▼▼▼

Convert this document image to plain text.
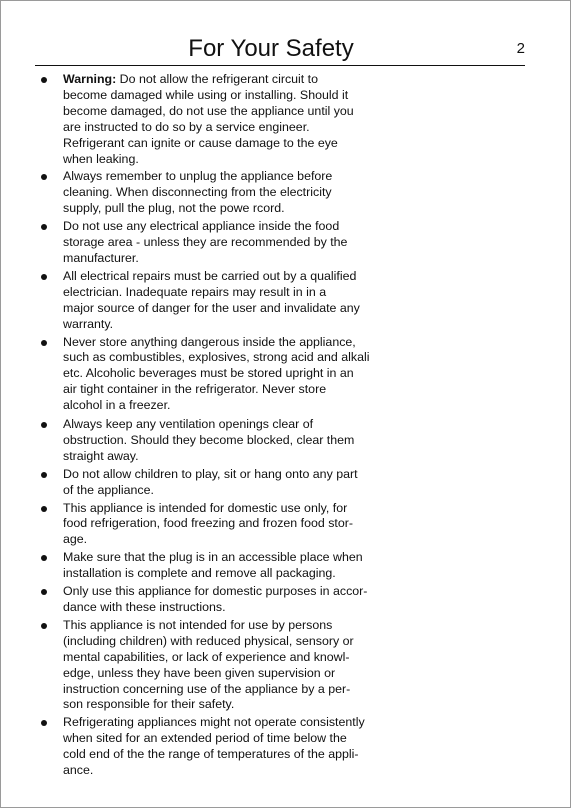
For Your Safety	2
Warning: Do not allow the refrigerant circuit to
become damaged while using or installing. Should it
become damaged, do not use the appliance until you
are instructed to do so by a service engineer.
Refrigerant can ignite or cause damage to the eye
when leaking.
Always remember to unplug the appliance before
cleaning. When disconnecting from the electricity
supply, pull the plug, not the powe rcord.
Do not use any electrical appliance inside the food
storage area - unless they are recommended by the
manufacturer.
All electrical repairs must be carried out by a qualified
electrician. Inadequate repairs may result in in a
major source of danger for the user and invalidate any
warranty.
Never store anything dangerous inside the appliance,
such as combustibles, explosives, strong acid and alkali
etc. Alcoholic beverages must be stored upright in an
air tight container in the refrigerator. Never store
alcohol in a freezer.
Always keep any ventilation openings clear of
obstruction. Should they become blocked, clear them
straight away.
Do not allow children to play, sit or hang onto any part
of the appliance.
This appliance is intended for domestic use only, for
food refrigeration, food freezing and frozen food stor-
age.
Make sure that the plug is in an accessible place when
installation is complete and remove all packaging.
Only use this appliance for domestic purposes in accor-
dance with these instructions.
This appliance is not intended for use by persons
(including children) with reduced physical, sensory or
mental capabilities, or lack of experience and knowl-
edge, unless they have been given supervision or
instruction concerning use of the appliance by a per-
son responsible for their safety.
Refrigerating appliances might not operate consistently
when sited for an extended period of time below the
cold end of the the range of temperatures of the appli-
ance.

▲▲▲
▼▼▼

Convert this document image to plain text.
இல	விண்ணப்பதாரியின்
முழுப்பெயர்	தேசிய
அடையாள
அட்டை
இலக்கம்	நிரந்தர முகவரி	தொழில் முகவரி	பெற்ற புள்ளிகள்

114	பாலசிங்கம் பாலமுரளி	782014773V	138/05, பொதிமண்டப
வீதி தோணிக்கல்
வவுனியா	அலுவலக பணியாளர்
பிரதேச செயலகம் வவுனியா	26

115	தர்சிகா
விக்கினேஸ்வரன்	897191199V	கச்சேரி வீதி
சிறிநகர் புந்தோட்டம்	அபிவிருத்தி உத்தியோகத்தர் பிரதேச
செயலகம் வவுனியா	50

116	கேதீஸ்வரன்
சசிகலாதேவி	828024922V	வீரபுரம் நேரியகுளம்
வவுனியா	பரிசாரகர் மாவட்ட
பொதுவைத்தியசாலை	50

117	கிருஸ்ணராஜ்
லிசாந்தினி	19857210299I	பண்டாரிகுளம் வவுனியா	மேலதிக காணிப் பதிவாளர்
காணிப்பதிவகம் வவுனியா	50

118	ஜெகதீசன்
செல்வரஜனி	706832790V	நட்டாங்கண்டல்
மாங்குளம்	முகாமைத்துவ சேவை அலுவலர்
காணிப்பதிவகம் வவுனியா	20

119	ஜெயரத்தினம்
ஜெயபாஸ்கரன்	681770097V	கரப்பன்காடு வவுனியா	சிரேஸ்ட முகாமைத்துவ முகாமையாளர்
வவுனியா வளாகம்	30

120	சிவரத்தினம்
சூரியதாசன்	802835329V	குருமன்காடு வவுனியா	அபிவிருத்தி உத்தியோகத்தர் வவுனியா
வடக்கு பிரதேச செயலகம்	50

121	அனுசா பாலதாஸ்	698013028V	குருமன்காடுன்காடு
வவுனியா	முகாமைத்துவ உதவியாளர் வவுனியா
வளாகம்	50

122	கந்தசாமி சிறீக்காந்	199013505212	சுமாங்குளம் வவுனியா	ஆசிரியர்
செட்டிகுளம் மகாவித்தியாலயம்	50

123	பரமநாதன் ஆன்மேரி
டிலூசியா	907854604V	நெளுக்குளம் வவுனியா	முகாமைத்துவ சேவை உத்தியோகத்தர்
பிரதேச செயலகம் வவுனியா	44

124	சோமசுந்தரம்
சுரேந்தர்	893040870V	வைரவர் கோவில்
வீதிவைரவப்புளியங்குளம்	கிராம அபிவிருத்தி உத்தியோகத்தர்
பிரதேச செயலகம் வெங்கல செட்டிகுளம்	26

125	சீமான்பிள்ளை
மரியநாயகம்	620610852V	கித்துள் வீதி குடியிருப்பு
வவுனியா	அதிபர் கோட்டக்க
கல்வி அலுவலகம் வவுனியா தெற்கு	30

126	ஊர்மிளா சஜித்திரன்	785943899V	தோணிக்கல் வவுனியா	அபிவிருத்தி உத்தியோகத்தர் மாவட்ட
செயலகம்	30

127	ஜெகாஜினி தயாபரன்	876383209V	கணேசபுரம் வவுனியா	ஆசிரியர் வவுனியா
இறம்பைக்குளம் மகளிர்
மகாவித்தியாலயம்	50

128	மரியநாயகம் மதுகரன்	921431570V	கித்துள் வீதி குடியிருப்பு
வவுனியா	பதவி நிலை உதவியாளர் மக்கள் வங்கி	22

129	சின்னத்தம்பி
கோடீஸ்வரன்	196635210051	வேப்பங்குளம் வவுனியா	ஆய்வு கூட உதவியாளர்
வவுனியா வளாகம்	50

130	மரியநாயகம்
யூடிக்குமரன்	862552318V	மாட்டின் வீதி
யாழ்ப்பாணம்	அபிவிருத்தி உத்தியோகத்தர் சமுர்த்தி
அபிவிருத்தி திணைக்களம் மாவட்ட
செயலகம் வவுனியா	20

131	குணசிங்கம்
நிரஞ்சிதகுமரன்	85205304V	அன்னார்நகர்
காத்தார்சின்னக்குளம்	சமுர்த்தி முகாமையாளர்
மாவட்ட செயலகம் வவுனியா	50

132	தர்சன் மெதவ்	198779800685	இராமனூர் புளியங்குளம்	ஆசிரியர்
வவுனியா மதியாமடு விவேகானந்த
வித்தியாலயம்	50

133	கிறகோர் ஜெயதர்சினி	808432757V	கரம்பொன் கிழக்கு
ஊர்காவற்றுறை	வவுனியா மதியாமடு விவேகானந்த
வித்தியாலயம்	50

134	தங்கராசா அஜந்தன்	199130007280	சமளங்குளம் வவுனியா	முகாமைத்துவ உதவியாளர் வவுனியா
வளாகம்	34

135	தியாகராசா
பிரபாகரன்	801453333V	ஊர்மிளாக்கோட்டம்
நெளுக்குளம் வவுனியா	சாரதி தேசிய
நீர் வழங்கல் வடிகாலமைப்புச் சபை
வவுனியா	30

▲▲▲

Show the lines where the word "Should" appears in the entries.

become damaged while using or installing. Should it
obstruction. Should they become blocked, clear them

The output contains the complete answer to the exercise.